Entries supplied:
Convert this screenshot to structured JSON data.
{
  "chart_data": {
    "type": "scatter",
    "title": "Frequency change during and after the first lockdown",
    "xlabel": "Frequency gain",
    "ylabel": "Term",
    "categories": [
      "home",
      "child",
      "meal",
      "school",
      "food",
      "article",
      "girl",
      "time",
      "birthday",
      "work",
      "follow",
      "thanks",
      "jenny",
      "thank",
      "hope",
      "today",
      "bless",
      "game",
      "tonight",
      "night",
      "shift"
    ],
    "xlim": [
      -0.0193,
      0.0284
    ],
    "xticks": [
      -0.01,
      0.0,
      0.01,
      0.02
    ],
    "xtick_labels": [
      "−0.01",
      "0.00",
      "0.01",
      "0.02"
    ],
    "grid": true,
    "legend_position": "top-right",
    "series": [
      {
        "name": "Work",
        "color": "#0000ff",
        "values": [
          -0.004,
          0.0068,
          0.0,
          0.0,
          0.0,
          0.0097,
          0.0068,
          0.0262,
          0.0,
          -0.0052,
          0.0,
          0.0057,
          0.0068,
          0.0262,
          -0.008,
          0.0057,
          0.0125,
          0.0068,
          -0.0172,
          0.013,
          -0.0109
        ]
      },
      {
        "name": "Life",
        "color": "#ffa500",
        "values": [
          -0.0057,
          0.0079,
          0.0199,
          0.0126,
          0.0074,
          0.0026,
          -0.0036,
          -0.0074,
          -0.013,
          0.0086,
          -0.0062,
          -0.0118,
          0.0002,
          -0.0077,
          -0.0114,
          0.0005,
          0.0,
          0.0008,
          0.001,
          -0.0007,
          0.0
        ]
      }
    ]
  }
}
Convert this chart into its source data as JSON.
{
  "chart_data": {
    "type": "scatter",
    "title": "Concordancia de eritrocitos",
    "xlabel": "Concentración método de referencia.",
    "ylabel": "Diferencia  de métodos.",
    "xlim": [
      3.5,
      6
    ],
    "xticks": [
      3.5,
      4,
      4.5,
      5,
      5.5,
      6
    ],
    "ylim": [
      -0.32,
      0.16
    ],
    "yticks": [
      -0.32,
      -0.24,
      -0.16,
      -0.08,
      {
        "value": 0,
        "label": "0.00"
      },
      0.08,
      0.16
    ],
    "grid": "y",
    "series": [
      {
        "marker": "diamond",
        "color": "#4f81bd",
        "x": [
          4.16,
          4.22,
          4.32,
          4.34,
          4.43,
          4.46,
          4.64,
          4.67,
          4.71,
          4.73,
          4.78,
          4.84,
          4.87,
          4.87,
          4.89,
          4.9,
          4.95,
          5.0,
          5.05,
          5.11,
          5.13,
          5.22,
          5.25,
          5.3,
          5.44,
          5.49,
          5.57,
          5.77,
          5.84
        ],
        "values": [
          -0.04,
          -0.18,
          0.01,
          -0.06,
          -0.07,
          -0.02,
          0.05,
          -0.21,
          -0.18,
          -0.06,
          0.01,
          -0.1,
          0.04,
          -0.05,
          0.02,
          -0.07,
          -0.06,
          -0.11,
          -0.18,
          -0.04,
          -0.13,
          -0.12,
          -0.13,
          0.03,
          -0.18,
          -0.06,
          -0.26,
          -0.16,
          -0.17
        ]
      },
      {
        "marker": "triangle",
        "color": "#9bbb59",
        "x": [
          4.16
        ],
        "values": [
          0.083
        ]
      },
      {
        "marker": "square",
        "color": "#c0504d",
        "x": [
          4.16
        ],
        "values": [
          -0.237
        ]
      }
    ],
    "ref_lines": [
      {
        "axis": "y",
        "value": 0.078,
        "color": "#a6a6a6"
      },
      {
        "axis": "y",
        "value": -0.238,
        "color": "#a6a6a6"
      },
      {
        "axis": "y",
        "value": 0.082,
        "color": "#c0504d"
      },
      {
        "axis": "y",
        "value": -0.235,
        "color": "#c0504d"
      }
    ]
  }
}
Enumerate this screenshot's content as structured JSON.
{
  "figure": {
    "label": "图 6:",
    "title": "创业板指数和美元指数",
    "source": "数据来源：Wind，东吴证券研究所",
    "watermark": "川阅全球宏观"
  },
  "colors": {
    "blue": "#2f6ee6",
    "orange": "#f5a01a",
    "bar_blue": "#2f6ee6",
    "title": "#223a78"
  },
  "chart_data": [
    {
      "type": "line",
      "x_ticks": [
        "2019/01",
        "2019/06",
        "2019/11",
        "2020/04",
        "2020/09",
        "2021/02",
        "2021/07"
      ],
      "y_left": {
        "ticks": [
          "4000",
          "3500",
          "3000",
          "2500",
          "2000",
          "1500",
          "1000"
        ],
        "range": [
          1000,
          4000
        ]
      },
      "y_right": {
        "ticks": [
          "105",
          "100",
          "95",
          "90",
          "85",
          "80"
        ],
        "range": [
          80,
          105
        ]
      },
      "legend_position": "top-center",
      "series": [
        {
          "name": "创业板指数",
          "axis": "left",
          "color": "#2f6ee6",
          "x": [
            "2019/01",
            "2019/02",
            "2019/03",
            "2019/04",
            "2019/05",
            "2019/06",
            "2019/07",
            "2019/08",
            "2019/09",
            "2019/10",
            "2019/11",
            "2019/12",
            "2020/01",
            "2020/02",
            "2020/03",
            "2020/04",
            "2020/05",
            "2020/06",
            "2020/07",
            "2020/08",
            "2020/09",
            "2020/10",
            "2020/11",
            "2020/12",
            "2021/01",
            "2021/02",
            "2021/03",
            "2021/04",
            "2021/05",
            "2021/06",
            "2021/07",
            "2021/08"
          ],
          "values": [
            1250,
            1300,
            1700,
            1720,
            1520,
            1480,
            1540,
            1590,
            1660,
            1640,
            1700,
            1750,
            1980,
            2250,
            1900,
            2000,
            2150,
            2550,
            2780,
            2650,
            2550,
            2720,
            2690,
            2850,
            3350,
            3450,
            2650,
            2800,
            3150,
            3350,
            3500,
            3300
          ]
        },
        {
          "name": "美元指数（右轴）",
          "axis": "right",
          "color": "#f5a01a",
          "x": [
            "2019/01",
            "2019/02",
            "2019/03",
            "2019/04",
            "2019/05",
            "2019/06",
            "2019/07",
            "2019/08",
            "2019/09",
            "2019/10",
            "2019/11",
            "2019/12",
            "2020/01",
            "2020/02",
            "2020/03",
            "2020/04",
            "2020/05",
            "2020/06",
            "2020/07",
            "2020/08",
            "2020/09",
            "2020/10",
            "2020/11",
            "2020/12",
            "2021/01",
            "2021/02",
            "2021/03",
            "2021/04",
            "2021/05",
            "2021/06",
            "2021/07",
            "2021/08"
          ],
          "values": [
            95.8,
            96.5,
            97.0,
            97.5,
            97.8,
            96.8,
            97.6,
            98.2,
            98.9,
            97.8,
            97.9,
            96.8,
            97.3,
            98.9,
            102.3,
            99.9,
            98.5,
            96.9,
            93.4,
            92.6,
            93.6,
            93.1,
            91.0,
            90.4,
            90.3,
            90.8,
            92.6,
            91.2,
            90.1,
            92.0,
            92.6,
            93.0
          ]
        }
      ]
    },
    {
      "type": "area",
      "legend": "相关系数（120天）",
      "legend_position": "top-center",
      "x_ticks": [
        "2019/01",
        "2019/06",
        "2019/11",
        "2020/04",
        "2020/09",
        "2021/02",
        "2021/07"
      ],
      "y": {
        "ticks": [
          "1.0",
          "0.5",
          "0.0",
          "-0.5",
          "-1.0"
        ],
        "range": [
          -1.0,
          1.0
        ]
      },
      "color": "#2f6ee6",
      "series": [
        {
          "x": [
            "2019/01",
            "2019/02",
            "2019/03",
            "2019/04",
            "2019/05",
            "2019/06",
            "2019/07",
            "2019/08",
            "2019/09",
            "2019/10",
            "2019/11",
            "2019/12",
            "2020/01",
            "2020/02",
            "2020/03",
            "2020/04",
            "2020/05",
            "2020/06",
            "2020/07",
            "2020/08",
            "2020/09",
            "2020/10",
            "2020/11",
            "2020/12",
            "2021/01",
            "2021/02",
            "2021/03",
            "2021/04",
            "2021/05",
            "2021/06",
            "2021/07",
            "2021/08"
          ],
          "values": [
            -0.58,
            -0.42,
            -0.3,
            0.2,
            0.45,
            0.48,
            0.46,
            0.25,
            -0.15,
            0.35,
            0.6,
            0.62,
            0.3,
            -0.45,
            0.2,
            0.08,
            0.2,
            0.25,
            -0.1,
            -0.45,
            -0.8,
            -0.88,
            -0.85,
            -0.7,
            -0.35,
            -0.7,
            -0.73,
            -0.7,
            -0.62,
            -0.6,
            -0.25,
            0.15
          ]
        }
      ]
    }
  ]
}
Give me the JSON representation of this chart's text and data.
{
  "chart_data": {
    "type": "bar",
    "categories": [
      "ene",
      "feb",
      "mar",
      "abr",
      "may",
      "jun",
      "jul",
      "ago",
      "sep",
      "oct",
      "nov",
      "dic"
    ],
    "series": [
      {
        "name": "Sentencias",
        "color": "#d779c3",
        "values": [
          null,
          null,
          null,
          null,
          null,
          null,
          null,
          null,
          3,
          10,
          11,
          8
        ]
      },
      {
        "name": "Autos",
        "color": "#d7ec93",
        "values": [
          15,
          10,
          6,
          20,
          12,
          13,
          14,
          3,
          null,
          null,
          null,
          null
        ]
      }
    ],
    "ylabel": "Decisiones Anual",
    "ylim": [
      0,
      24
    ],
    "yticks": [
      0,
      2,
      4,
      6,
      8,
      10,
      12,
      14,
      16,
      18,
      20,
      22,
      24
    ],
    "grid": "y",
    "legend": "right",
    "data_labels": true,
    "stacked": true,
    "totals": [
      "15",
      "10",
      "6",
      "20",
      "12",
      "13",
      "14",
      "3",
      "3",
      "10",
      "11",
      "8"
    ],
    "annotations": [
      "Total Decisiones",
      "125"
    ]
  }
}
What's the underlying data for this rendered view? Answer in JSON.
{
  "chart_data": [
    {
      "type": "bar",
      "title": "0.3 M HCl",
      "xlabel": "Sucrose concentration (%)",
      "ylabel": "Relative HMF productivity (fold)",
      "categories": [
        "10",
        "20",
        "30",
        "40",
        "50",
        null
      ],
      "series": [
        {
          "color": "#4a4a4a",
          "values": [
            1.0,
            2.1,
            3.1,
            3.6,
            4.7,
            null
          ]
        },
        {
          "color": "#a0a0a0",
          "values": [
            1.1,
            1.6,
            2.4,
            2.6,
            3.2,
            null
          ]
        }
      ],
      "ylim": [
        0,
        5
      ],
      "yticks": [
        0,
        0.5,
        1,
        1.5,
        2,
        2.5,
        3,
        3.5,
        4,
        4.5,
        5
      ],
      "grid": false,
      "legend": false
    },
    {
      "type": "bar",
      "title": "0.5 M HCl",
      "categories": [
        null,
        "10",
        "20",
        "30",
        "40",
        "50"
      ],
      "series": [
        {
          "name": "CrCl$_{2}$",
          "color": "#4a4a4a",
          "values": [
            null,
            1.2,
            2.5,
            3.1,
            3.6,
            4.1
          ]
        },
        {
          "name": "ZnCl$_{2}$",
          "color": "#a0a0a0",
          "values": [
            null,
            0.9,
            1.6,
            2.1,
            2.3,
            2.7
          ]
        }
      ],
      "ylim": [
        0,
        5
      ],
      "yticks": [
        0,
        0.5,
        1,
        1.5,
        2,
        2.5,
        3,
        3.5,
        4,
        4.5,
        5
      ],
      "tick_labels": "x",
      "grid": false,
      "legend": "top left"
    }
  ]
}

What you have to do: From the records above, pull out each line that has "title".

Solved problem:
    "title": "Frequency change during and after the first lockdown",
    "title": "Concordancia de eritrocitos",
    "title": "创业板指数和美元指数",
    "title": "#223a78"
      "title": "0.3 M HCl",
      "title": "0.5 M HCl",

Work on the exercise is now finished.